> What is expected: Copy all records verbatim.
───── Data supplied
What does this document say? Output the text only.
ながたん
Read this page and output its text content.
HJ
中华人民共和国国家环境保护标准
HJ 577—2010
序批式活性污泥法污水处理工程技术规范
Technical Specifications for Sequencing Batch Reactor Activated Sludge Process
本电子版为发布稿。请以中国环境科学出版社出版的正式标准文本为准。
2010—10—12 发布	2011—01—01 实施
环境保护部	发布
──────────
> Task output:
What does this document say? Output the text only.
ながたん
Read this page and output its text content.
HJ
中华人民共和国国家环境保护标准
HJ 577—2010
序批式活性污泥法污水处理工程技术规范
Technical Specifications for Sequencing Batch Reactor Activated Sludge Process
本电子版为发布稿。请以中国环境科学出版社出版的正式标准文本为准。
2010—10—12 发布	2011—01—01 实施
环境保护部	发布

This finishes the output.